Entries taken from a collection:
■ ■ ■

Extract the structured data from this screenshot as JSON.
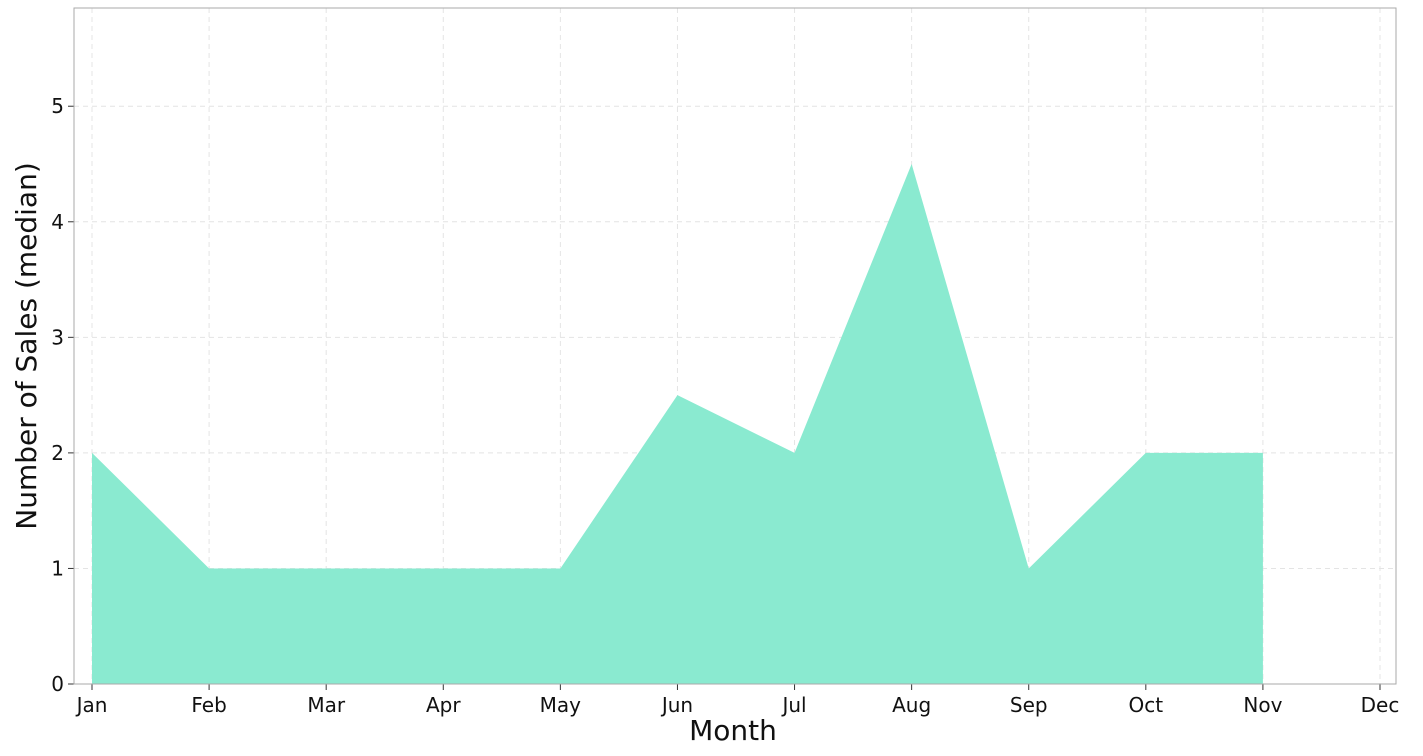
{
  "chart_data": {
    "type": "area",
    "x_label": "Month",
    "y_label": "Number of Sales (median)",
    "categories": [
      "Jan",
      "Feb",
      "Mar",
      "Apr",
      "May",
      "Jun",
      "Jul",
      "Aug",
      "Sep",
      "Oct",
      "Nov",
      "Dec"
    ],
    "values": [
      2,
      1,
      1,
      1,
      1,
      2.5,
      2,
      4.5,
      1,
      2,
      2,
      null
    ],
    "color": "#8aead0",
    "ylim": [
      0,
      5.85
    ],
    "yticks": [
      0,
      1,
      2,
      3,
      4,
      5
    ],
    "grid": true
  }
}
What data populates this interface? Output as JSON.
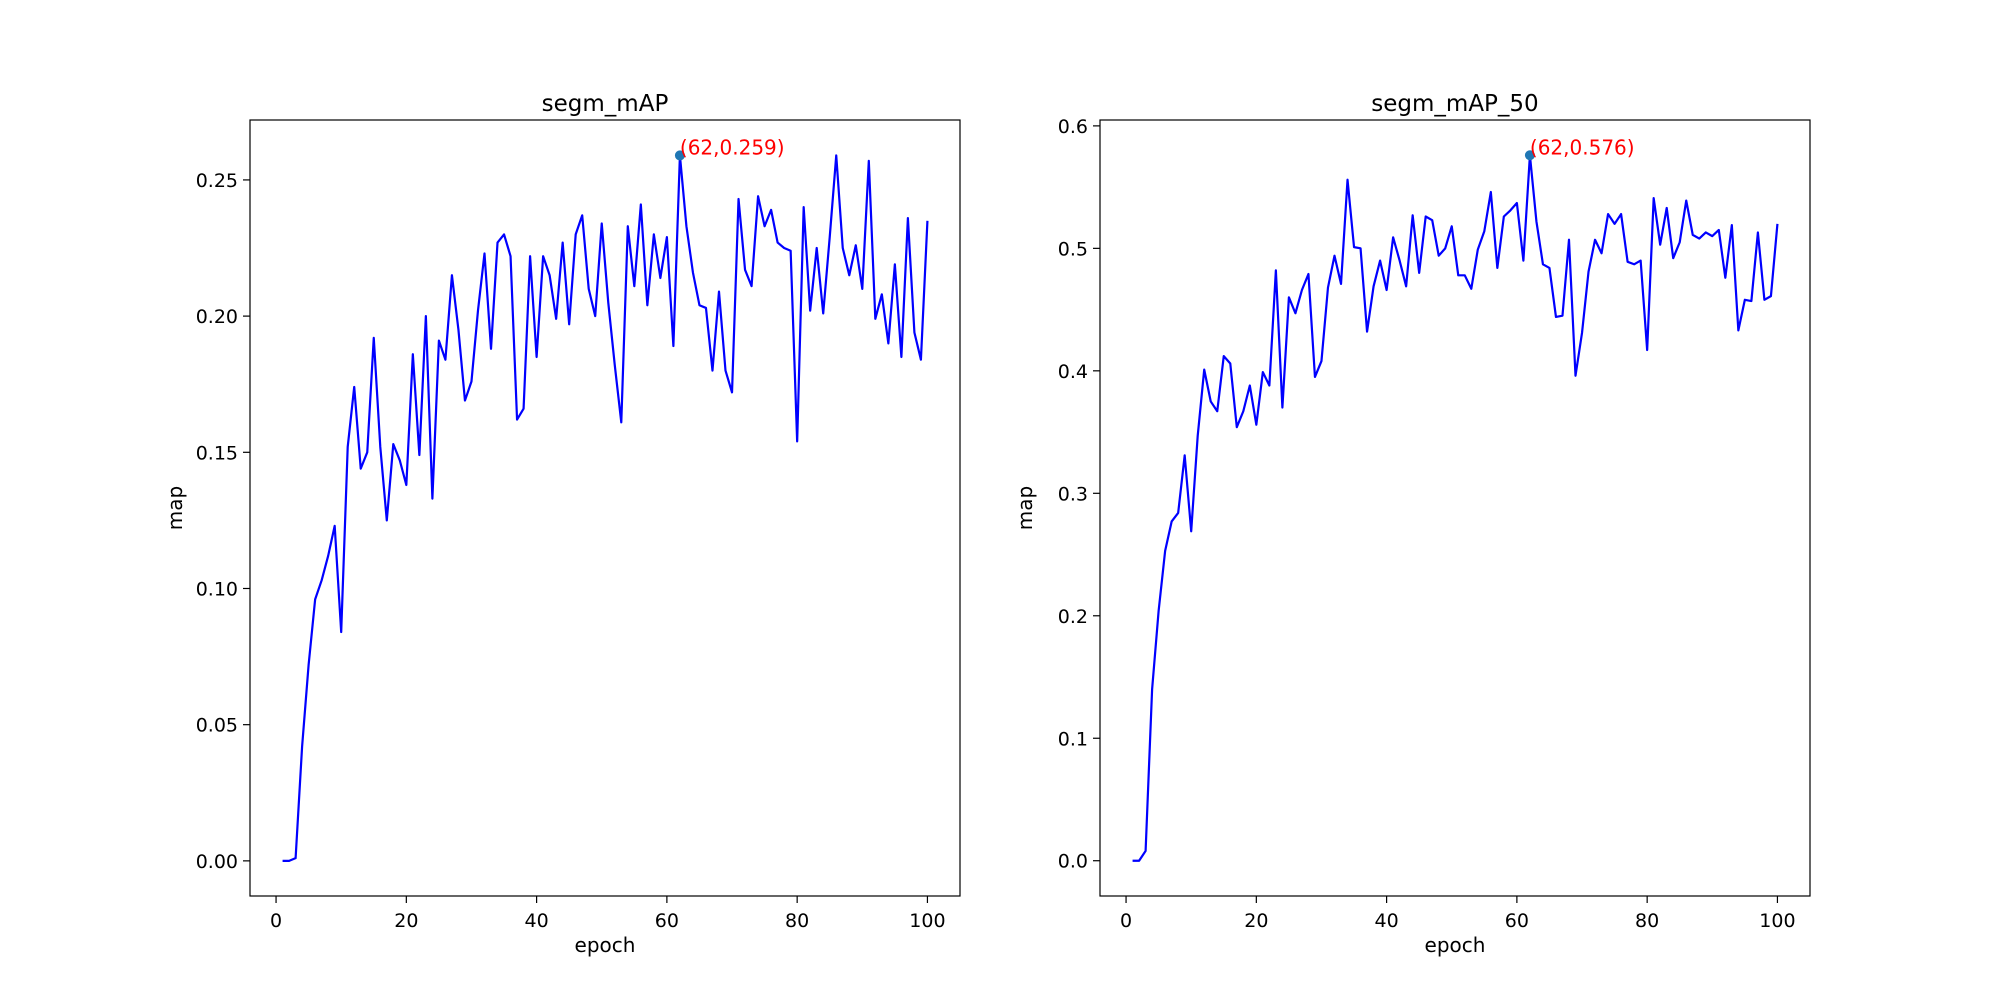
{
  "colors": {
    "line": "#0000ff",
    "marker": "#1f77b4",
    "annotation": "#ff0000",
    "axis": "#000000"
  },
  "chart_data": [
    {
      "type": "line",
      "title": "segm_mAP",
      "xlabel": "epoch",
      "ylabel": "map",
      "xlim": [
        -4,
        105
      ],
      "ylim": [
        -0.0129,
        0.272
      ],
      "xticks": [
        0,
        20,
        40,
        60,
        80,
        100
      ],
      "xtick_labels": [
        "0",
        "20",
        "40",
        "60",
        "80",
        "100"
      ],
      "yticks": [
        0.0,
        0.05,
        0.1,
        0.15,
        0.2,
        0.25
      ],
      "ytick_labels": [
        "0.00",
        "0.05",
        "0.10",
        "0.15",
        "0.20",
        "0.25"
      ],
      "grid": false,
      "series": [
        {
          "x": [
            1,
            2,
            3,
            4,
            5,
            6,
            7,
            8,
            9,
            10,
            11,
            12,
            13,
            14,
            15,
            16,
            17,
            18,
            19,
            20,
            21,
            22,
            23,
            24,
            25,
            26,
            27,
            28,
            29,
            30,
            31,
            32,
            33,
            34,
            35,
            36,
            37,
            38,
            39,
            40,
            41,
            42,
            43,
            44,
            45,
            46,
            47,
            48,
            49,
            50,
            51,
            52,
            53,
            54,
            55,
            56,
            57,
            58,
            59,
            60,
            61,
            62,
            63,
            64,
            65,
            66,
            67,
            68,
            69,
            70,
            71,
            72,
            73,
            74,
            75,
            76,
            77,
            78,
            79,
            80,
            81,
            82,
            83,
            84,
            85,
            86,
            87,
            88,
            89,
            90,
            91,
            92,
            93,
            94,
            95,
            96,
            97,
            98,
            99,
            100
          ],
          "y": [
            0.0,
            0.0,
            0.001,
            0.042,
            0.072,
            0.096,
            0.103,
            0.112,
            0.123,
            0.084,
            0.152,
            0.174,
            0.144,
            0.15,
            0.192,
            0.152,
            0.125,
            0.153,
            0.147,
            0.138,
            0.186,
            0.149,
            0.2,
            0.133,
            0.191,
            0.184,
            0.215,
            0.195,
            0.169,
            0.176,
            0.202,
            0.223,
            0.188,
            0.227,
            0.23,
            0.222,
            0.162,
            0.166,
            0.222,
            0.185,
            0.222,
            0.215,
            0.199,
            0.227,
            0.197,
            0.23,
            0.237,
            0.21,
            0.2,
            0.234,
            0.205,
            0.182,
            0.161,
            0.233,
            0.211,
            0.241,
            0.204,
            0.23,
            0.214,
            0.229,
            0.189,
            0.259,
            0.233,
            0.216,
            0.204,
            0.203,
            0.18,
            0.209,
            0.18,
            0.172,
            0.243,
            0.217,
            0.211,
            0.244,
            0.233,
            0.239,
            0.227,
            0.225,
            0.224,
            0.154,
            0.24,
            0.202,
            0.225,
            0.201,
            0.229,
            0.259,
            0.225,
            0.215,
            0.226,
            0.21,
            0.257,
            0.199,
            0.208,
            0.19,
            0.219,
            0.185,
            0.236,
            0.194,
            0.184,
            0.235
          ]
        }
      ],
      "peak": {
        "x": 62,
        "y": 0.259,
        "label": "(62,0.259)"
      }
    },
    {
      "type": "line",
      "title": "segm_mAP_50",
      "xlabel": "epoch",
      "ylabel": "map",
      "xlim": [
        -4,
        105
      ],
      "ylim": [
        -0.0288,
        0.6048
      ],
      "xticks": [
        0,
        20,
        40,
        60,
        80,
        100
      ],
      "xtick_labels": [
        "0",
        "20",
        "40",
        "60",
        "80",
        "100"
      ],
      "yticks": [
        0.0,
        0.1,
        0.2,
        0.3,
        0.4,
        0.5,
        0.6
      ],
      "ytick_labels": [
        "0.0",
        "0.1",
        "0.2",
        "0.3",
        "0.4",
        "0.5",
        "0.6"
      ],
      "grid": false,
      "series": [
        {
          "x": [
            1,
            2,
            3,
            4,
            5,
            6,
            7,
            8,
            9,
            10,
            11,
            12,
            13,
            14,
            15,
            16,
            17,
            18,
            19,
            20,
            21,
            22,
            23,
            24,
            25,
            26,
            27,
            28,
            29,
            30,
            31,
            32,
            33,
            34,
            35,
            36,
            37,
            38,
            39,
            40,
            41,
            42,
            43,
            44,
            45,
            46,
            47,
            48,
            49,
            50,
            51,
            52,
            53,
            54,
            55,
            56,
            57,
            58,
            59,
            60,
            61,
            62,
            63,
            64,
            65,
            66,
            67,
            68,
            69,
            70,
            71,
            72,
            73,
            74,
            75,
            76,
            77,
            78,
            79,
            80,
            81,
            82,
            83,
            84,
            85,
            86,
            87,
            88,
            89,
            90,
            91,
            92,
            93,
            94,
            95,
            96,
            97,
            98,
            99,
            100
          ],
          "y": [
            0.0,
            0.0,
            0.008,
            0.14,
            0.204,
            0.253,
            0.277,
            0.284,
            0.331,
            0.269,
            0.347,
            0.401,
            0.375,
            0.367,
            0.412,
            0.406,
            0.354,
            0.367,
            0.388,
            0.356,
            0.399,
            0.388,
            0.482,
            0.37,
            0.46,
            0.447,
            0.466,
            0.479,
            0.395,
            0.408,
            0.468,
            0.494,
            0.471,
            0.556,
            0.501,
            0.5,
            0.432,
            0.469,
            0.49,
            0.466,
            0.509,
            0.49,
            0.469,
            0.527,
            0.48,
            0.526,
            0.523,
            0.494,
            0.5,
            0.518,
            0.478,
            0.478,
            0.467,
            0.499,
            0.514,
            0.546,
            0.484,
            0.526,
            0.531,
            0.537,
            0.49,
            0.576,
            0.522,
            0.487,
            0.484,
            0.444,
            0.445,
            0.507,
            0.396,
            0.431,
            0.481,
            0.507,
            0.496,
            0.528,
            0.52,
            0.528,
            0.489,
            0.487,
            0.49,
            0.417,
            0.541,
            0.503,
            0.533,
            0.492,
            0.505,
            0.539,
            0.511,
            0.508,
            0.513,
            0.51,
            0.515,
            0.476,
            0.519,
            0.433,
            0.458,
            0.457,
            0.513,
            0.458,
            0.461,
            0.52
          ]
        }
      ],
      "peak": {
        "x": 62,
        "y": 0.576,
        "label": "(62,0.576)"
      }
    }
  ]
}
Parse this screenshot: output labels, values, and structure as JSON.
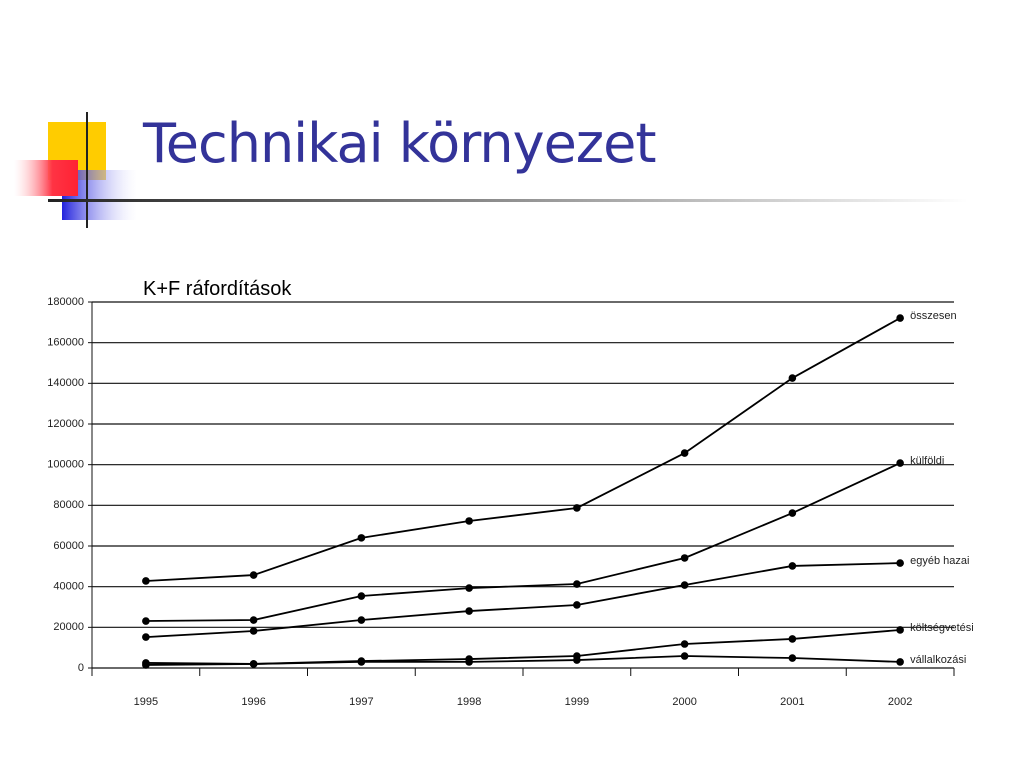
{
  "title": "Technikai környezet",
  "chart_data": {
    "type": "line",
    "title": "K+F ráfordítások",
    "categories": [
      "1995",
      "1996",
      "1997",
      "1998",
      "1999",
      "2000",
      "2001",
      "2002"
    ],
    "series": [
      {
        "name": "összesen",
        "color": "#000000",
        "values": [
          42800,
          45700,
          64000,
          72300,
          78700,
          105700,
          142600,
          172100
        ]
      },
      {
        "name": "külföldi",
        "color": "#000000",
        "values": [
          23100,
          23600,
          35400,
          39300,
          41300,
          54100,
          76200,
          100800
        ]
      },
      {
        "name": "egyéb hazai",
        "color": "#000000",
        "values": [
          15200,
          18200,
          23600,
          28000,
          31000,
          40800,
          50200,
          51600
        ]
      },
      {
        "name": "költségvetési",
        "color": "#000000",
        "values": [
          2500,
          2000,
          3400,
          4400,
          5900,
          11800,
          14300,
          18700
        ]
      },
      {
        "name": "vállalkozási",
        "color": "#000000",
        "values": [
          1500,
          2000,
          3000,
          3000,
          3900,
          5900,
          4900,
          3000
        ]
      }
    ],
    "ylim": [
      0,
      180000
    ],
    "yticks": [
      0,
      20000,
      40000,
      60000,
      80000,
      100000,
      120000,
      140000,
      160000,
      180000
    ],
    "grid": true
  }
}
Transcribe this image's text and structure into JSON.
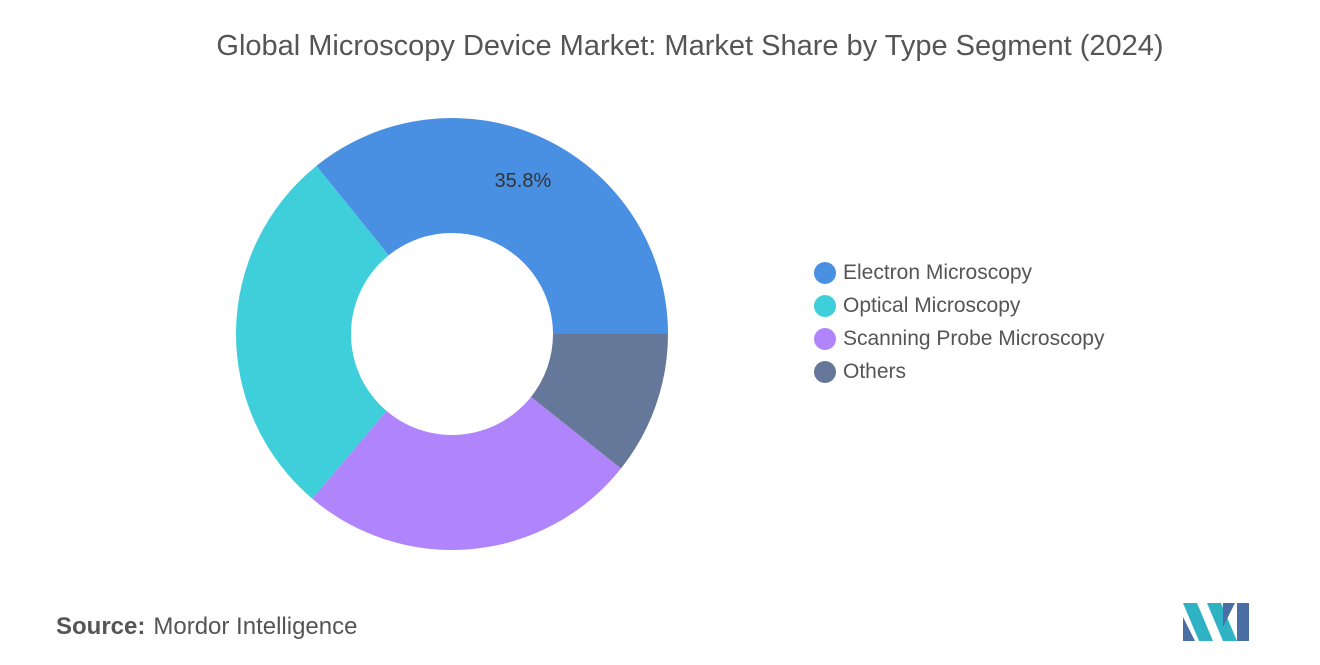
{
  "chart_data": {
    "type": "pie",
    "variant": "donut",
    "title": "Global Microscopy Device Market: Market Share by Type Segment (2024)",
    "series": [
      {
        "name": "Electron Microscopy",
        "value": 35.8,
        "color": "#4a90e2",
        "label": "35.8%"
      },
      {
        "name": "Optical Microscopy",
        "value": 28.0,
        "color": "#3ecfdb"
      },
      {
        "name": "Scanning Probe Microscopy",
        "value": 25.5,
        "color": "#b084fb"
      },
      {
        "name": "Others",
        "value": 10.7,
        "color": "#657899"
      }
    ],
    "legend_position": "right"
  },
  "source": {
    "label": "Source:",
    "text": "Mordor Intelligence"
  },
  "logo_icon": "mordor-intelligence-logo-icon"
}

■ ■ ■

■ **What to do**
A number is the only answer here: how many lines of the material above contain "title"?

■ **In response**
5